■ To do
Among these lines, how many include "emit"? Answer only with the number.

Dataset listings of figures
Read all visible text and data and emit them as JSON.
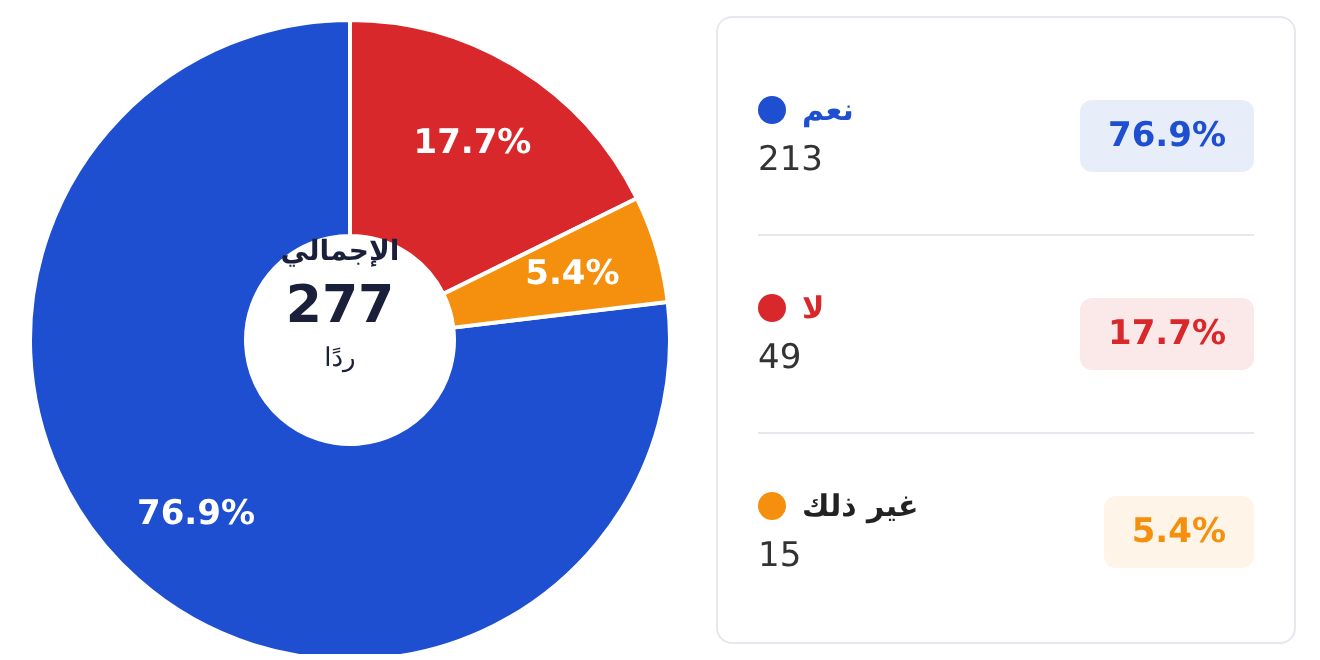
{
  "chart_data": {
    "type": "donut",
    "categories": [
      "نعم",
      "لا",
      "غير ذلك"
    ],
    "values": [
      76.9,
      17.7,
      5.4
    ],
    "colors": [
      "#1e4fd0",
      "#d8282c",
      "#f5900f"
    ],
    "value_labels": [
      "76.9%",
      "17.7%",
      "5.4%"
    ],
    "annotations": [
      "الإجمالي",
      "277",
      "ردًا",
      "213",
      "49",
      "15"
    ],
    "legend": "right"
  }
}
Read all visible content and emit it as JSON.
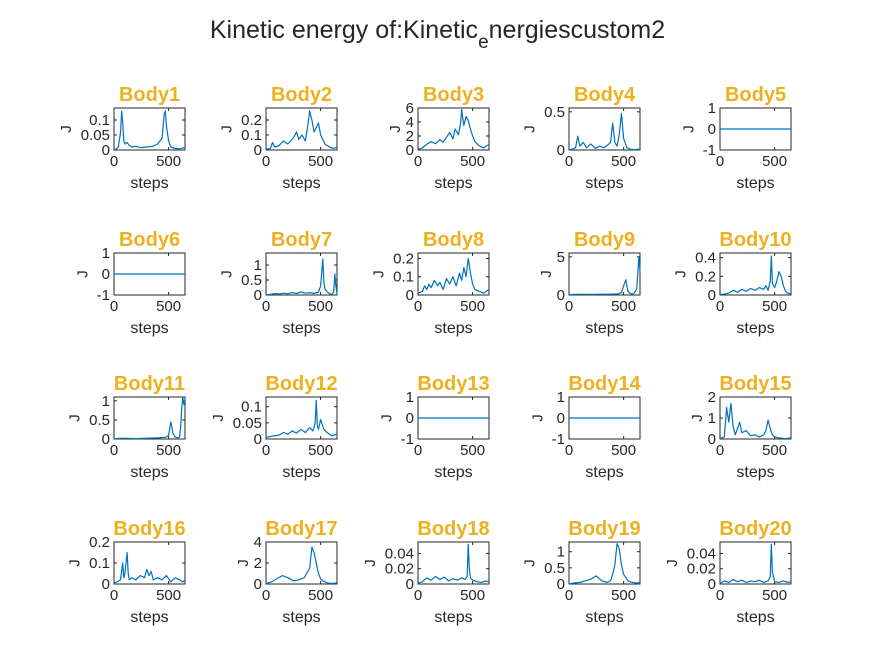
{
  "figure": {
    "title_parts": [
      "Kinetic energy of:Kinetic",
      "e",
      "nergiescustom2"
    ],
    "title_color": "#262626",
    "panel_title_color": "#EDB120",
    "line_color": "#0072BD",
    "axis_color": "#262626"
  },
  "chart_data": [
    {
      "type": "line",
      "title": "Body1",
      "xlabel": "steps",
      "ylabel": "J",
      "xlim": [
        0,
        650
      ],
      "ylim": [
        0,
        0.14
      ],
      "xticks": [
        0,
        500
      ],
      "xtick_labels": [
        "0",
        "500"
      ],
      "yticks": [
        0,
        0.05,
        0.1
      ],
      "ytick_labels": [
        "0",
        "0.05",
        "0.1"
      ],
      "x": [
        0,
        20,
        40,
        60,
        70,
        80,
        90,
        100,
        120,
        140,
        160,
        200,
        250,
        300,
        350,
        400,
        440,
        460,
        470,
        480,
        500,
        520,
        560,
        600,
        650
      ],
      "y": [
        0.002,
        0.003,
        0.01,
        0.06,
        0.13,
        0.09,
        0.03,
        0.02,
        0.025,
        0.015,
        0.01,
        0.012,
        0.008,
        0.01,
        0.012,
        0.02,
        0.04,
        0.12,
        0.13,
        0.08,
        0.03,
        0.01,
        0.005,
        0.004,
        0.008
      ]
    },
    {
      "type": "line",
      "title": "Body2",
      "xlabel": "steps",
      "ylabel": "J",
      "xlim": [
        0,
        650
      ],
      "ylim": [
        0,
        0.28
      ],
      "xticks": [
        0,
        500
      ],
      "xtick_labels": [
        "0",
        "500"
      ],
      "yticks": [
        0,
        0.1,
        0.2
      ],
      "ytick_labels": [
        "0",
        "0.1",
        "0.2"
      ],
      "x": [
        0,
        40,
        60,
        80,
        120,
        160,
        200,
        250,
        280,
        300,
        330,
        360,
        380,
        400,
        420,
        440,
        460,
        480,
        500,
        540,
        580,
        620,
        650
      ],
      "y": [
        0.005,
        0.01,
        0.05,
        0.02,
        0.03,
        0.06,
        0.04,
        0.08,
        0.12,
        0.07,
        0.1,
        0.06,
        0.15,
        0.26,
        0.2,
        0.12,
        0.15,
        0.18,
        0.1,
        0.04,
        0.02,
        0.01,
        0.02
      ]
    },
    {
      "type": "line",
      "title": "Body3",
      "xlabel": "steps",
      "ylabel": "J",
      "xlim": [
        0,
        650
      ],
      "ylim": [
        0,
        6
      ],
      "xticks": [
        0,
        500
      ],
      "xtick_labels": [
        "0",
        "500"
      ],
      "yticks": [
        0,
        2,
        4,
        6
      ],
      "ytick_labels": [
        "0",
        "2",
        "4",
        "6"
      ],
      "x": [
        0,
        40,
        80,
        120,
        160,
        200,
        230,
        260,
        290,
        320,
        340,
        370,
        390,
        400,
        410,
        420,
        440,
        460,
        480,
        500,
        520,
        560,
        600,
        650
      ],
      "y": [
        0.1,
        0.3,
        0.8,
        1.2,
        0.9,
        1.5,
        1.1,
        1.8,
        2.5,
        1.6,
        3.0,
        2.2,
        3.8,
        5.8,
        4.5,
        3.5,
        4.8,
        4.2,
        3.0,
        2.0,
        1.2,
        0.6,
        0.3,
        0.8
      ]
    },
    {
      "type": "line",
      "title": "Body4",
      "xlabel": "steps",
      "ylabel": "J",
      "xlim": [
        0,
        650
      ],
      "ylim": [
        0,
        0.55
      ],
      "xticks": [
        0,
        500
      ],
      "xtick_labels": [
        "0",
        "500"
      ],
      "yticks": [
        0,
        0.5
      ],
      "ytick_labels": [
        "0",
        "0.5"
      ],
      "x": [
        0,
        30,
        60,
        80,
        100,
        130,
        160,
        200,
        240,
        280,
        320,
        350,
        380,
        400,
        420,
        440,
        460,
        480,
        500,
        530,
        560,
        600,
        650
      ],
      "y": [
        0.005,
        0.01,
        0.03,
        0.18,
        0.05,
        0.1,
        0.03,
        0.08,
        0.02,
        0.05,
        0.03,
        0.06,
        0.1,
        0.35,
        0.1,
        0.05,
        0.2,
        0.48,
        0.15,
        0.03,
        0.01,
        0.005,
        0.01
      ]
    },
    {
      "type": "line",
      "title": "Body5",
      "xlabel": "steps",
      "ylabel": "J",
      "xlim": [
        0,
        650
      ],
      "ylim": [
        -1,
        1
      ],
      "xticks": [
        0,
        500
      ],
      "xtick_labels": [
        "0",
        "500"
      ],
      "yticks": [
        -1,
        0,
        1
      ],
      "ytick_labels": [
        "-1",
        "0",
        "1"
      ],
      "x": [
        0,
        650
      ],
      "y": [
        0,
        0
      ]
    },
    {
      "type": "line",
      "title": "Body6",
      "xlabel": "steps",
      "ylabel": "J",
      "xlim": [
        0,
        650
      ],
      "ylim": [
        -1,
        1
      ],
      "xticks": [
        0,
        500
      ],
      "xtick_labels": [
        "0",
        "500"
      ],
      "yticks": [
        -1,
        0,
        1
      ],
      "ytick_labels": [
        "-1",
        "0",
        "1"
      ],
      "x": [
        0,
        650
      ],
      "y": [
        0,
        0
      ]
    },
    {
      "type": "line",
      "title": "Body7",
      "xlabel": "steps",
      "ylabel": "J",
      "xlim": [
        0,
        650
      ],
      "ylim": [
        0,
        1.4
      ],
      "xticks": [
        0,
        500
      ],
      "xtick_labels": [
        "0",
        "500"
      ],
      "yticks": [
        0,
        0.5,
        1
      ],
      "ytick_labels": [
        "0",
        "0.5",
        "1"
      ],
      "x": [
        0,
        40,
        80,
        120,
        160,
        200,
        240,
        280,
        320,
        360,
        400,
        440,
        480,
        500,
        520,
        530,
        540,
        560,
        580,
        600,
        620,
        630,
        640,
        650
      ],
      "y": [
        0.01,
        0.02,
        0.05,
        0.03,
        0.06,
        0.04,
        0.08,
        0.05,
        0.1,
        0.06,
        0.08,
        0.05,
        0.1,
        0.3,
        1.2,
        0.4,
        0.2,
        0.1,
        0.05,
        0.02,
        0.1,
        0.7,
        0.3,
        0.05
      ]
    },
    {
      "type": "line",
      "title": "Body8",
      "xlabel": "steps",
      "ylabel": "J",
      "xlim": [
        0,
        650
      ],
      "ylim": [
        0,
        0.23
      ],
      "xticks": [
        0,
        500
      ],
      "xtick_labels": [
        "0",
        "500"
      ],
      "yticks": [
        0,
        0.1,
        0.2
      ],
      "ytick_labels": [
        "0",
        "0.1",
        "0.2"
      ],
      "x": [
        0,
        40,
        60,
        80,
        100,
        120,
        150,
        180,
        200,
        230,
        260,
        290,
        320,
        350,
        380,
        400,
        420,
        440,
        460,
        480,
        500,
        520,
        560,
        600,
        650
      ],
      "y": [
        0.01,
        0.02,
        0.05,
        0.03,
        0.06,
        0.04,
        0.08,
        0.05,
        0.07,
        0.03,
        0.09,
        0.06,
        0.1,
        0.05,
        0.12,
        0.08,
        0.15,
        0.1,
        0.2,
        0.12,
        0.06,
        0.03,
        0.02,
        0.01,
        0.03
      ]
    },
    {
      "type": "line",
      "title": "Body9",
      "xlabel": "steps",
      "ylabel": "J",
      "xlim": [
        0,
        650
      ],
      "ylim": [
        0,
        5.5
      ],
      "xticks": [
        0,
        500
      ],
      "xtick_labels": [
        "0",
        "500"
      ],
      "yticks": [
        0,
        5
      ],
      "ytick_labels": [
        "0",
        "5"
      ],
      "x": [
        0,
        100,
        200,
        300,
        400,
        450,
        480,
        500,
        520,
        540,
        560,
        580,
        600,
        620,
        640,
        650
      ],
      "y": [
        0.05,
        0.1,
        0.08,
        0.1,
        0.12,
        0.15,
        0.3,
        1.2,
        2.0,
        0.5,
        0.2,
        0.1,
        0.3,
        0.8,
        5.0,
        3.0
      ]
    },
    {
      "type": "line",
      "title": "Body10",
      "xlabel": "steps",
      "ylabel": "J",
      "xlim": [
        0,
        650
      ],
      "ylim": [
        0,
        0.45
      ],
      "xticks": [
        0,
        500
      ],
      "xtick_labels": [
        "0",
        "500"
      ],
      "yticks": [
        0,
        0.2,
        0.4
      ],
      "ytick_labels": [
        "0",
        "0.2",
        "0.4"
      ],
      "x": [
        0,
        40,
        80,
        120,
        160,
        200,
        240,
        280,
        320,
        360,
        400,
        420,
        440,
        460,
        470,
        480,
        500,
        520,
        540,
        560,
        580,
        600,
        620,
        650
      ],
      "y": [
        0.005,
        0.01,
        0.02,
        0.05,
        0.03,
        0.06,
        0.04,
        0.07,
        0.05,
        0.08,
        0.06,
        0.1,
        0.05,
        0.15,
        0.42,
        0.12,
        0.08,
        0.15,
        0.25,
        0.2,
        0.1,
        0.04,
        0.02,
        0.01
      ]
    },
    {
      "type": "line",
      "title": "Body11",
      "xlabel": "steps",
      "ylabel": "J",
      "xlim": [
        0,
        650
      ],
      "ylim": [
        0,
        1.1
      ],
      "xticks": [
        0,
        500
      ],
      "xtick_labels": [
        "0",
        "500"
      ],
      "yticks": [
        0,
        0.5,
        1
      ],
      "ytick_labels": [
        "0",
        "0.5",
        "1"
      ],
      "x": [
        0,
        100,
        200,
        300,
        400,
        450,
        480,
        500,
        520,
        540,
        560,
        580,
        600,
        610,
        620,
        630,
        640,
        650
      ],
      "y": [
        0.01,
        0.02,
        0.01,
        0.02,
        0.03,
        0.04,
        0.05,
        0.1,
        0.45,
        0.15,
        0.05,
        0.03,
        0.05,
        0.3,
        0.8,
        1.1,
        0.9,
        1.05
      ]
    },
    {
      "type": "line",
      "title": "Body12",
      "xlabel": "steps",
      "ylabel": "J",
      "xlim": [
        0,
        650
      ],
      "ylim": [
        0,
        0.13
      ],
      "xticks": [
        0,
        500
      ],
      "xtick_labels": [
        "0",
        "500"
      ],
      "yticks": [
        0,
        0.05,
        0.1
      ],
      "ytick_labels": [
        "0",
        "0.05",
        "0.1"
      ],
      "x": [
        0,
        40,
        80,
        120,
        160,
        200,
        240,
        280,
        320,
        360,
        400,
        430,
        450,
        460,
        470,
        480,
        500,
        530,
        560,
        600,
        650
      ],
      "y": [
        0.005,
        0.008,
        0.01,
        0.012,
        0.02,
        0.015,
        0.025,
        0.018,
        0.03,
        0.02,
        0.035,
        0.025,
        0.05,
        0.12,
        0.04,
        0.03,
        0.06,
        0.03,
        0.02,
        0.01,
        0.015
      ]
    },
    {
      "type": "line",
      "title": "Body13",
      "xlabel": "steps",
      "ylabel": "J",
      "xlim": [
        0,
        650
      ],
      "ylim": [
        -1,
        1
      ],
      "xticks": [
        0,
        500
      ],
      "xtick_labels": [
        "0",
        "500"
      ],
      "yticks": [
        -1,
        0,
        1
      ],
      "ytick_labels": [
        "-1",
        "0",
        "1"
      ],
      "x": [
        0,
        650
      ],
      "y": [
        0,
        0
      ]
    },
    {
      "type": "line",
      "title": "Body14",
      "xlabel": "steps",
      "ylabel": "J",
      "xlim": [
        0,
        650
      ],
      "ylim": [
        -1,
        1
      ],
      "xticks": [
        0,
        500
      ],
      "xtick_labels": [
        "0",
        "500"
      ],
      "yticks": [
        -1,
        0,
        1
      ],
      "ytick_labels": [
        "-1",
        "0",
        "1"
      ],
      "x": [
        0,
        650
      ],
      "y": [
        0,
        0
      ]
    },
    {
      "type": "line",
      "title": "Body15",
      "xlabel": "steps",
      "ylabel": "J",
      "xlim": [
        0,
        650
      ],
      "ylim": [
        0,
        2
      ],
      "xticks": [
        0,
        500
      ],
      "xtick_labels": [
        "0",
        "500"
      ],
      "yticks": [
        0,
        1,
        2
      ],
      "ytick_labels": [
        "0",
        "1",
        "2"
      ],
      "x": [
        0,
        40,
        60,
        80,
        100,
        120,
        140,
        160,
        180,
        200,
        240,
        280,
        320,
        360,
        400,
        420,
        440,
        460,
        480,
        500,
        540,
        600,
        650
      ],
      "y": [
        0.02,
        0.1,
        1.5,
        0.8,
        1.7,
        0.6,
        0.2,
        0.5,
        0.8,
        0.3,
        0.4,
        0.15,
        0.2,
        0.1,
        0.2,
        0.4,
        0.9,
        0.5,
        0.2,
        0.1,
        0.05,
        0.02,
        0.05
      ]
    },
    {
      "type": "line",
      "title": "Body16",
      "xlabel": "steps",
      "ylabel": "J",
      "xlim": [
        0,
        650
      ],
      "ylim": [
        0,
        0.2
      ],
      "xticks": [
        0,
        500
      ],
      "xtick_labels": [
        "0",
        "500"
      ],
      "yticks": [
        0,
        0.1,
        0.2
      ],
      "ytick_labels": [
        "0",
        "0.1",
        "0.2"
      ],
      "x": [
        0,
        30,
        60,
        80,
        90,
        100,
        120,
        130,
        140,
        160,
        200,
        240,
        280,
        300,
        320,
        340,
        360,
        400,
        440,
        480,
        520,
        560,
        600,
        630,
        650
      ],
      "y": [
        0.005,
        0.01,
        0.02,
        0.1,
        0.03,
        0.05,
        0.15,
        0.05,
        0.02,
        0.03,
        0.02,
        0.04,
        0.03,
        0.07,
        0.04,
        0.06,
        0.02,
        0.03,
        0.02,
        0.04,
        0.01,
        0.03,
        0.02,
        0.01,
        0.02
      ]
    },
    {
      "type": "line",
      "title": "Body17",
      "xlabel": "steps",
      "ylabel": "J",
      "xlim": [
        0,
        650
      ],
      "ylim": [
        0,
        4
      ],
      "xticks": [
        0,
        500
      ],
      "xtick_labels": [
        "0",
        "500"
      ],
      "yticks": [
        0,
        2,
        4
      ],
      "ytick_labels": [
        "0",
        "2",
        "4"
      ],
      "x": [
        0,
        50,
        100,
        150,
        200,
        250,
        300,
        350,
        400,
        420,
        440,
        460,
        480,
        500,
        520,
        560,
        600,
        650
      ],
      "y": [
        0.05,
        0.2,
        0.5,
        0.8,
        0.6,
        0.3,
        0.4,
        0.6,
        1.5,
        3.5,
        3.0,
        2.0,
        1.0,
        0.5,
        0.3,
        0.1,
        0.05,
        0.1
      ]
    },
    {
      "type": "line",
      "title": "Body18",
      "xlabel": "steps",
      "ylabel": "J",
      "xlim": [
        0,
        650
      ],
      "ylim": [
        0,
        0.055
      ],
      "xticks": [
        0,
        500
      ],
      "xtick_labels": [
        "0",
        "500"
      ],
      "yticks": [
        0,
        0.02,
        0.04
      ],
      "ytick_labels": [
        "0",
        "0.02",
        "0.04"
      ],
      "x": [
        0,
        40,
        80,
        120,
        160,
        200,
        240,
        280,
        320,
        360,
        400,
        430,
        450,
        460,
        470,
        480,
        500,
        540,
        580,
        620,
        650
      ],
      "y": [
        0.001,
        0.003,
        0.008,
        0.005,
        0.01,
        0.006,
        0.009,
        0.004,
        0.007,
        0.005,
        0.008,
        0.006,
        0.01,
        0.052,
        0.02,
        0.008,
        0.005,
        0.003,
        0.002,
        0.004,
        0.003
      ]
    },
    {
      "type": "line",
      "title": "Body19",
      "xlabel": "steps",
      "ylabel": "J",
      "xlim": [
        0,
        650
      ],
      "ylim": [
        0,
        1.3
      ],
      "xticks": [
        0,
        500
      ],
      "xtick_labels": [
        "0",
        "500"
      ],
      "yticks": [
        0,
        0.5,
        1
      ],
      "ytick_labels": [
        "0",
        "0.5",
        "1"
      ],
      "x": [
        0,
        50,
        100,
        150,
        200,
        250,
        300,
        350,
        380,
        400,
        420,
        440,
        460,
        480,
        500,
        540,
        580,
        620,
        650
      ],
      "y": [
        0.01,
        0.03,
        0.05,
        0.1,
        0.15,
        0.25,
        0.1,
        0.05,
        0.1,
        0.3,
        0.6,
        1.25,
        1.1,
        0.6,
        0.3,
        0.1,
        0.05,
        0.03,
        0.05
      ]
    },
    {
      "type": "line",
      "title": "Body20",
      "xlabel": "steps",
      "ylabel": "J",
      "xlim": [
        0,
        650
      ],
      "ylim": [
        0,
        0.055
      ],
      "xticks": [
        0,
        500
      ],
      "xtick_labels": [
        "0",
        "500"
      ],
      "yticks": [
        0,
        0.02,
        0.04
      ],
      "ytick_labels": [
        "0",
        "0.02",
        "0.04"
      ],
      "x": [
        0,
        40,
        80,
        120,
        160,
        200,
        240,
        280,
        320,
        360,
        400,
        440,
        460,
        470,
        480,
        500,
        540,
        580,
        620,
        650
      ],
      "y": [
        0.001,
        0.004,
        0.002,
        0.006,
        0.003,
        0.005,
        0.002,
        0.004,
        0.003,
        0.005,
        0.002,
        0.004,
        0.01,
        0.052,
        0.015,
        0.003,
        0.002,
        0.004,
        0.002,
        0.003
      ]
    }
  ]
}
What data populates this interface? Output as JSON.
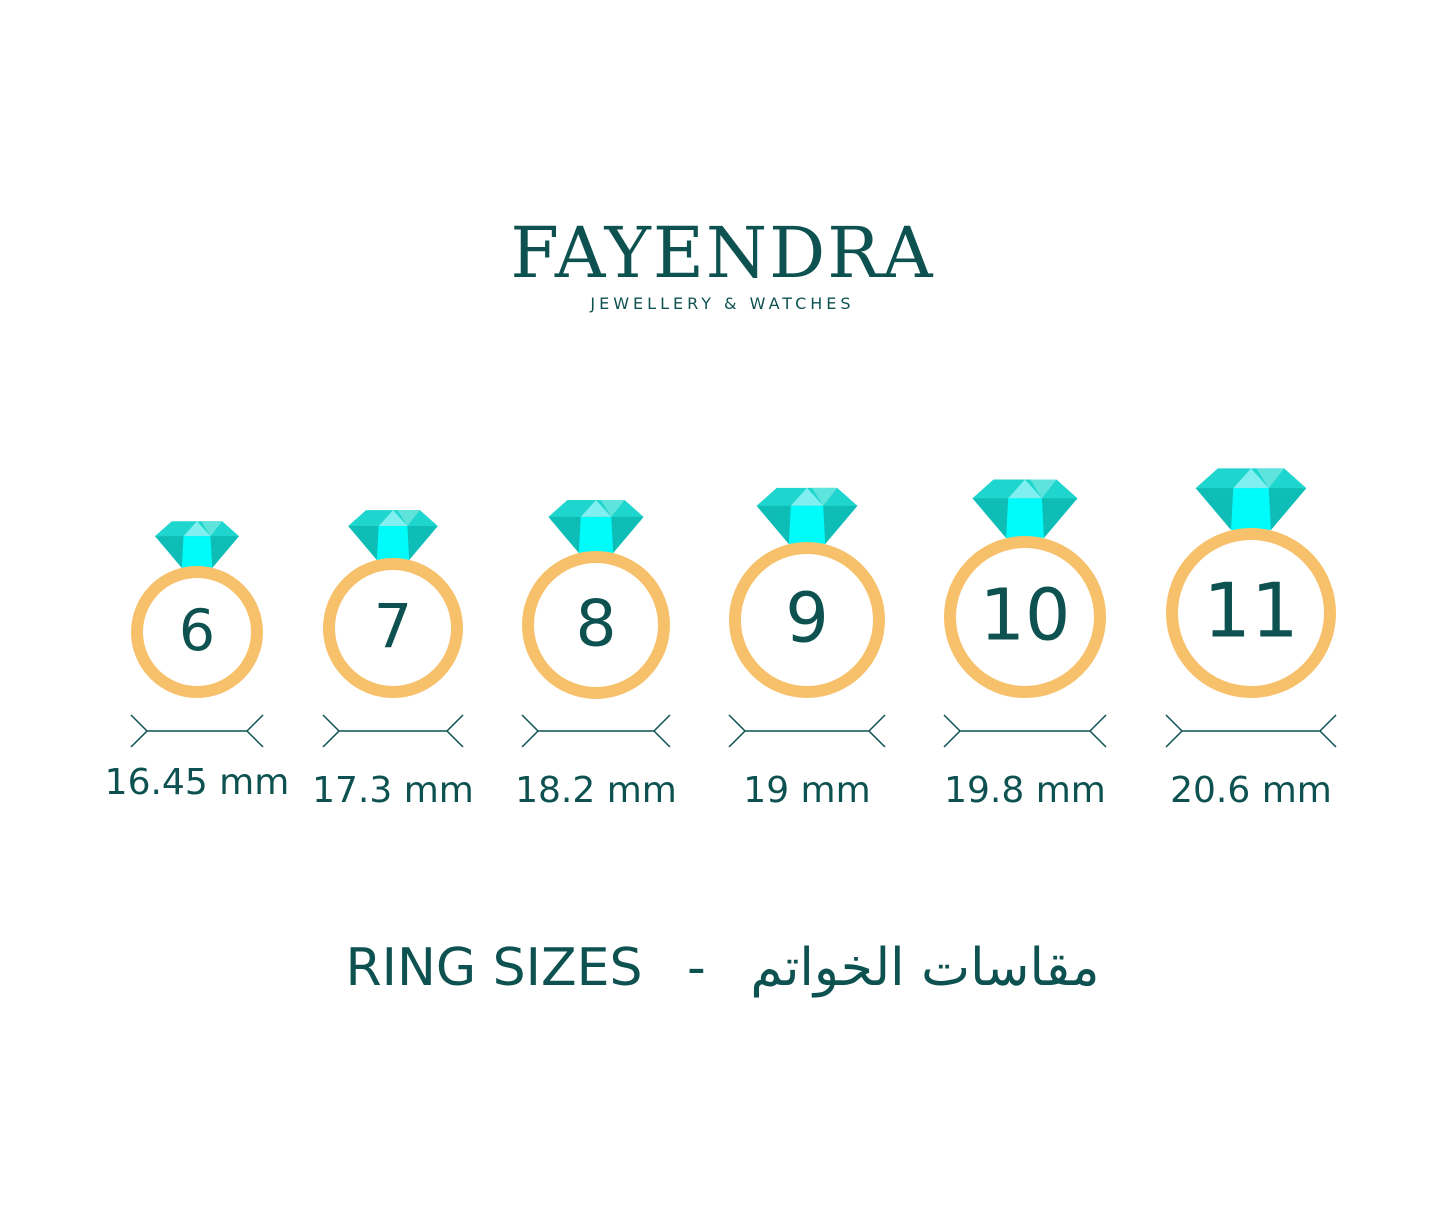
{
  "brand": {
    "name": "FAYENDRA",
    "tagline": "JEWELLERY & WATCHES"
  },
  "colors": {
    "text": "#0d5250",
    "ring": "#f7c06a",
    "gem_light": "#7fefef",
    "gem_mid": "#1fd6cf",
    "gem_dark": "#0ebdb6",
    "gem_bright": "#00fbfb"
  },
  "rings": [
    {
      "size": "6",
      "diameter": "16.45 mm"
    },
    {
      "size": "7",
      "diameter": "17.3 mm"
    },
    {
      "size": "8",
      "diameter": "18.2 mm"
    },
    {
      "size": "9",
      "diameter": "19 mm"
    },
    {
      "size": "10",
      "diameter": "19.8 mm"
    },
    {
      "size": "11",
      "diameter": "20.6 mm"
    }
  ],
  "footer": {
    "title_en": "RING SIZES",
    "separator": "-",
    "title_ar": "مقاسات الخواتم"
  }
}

■ Task answer
2